Problem details: Examine the entries and show every line in which the word "の研究成果" is found.

====================

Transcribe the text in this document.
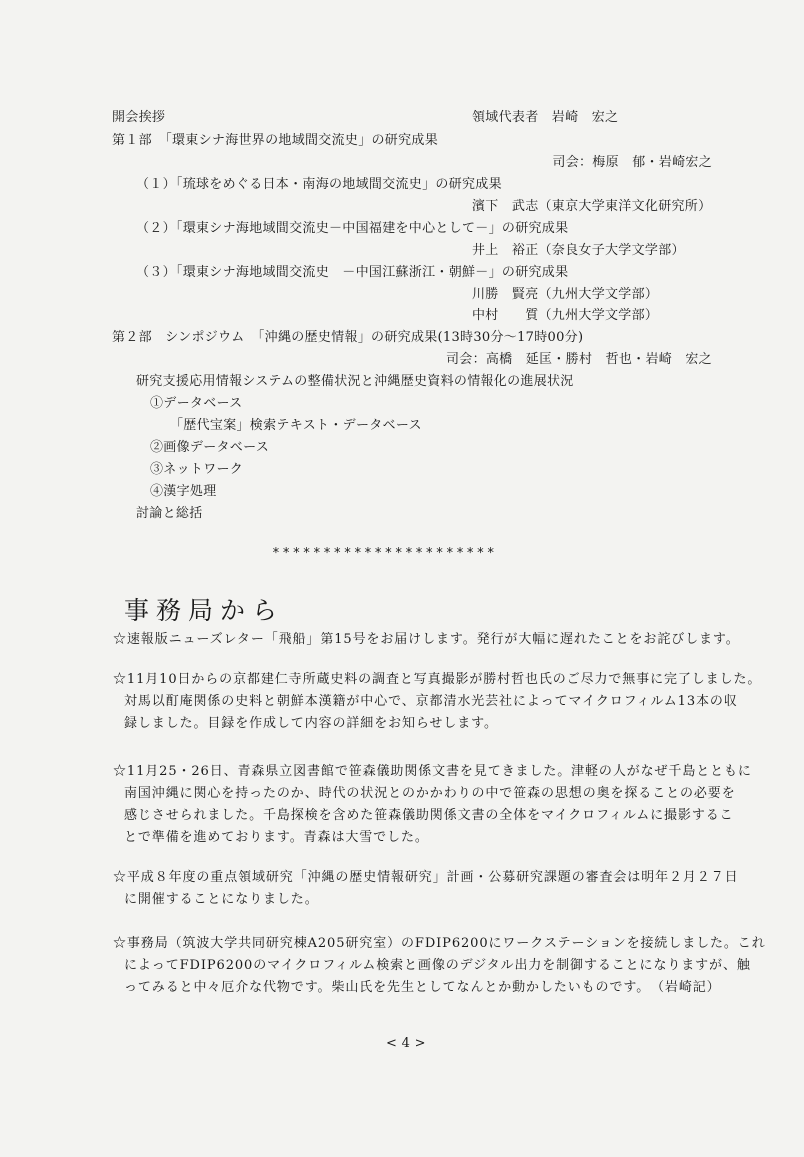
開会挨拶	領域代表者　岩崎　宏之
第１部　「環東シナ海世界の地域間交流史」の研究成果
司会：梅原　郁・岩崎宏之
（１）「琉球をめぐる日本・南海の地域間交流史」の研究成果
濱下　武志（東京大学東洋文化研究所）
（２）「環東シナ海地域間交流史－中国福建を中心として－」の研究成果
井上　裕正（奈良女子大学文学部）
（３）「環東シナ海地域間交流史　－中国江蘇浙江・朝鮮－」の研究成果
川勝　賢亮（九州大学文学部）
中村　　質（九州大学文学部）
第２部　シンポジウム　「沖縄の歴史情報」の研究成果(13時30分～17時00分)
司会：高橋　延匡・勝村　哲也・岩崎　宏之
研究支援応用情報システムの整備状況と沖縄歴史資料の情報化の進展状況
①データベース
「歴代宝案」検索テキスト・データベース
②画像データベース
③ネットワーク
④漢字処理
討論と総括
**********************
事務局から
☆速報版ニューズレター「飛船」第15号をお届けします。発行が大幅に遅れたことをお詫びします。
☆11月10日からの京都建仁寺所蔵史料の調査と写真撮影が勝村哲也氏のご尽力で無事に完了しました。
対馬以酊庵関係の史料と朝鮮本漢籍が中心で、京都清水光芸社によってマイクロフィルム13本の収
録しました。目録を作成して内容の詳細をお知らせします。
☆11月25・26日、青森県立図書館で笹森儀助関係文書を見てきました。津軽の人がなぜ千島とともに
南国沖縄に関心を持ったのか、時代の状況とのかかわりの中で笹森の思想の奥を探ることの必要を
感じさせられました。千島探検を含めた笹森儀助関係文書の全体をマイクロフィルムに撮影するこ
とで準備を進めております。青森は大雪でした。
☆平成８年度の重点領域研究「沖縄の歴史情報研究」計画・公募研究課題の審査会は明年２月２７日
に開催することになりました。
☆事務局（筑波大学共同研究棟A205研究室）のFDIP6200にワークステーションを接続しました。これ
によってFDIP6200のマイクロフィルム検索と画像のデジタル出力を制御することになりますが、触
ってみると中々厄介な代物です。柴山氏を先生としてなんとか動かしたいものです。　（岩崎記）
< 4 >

====================

Right answer:
第１部　「環東シナ海世界の地域間交流史」の研究成果
（１）「琉球をめぐる日本・南海の地域間交流史」の研究成果
（２）「環東シナ海地域間交流史－中国福建を中心として－」の研究成果
（３）「環東シナ海地域間交流史　－中国江蘇浙江・朝鮮－」の研究成果
第２部　シンポジウム　「沖縄の歴史情報」の研究成果(13時30分～17時00分)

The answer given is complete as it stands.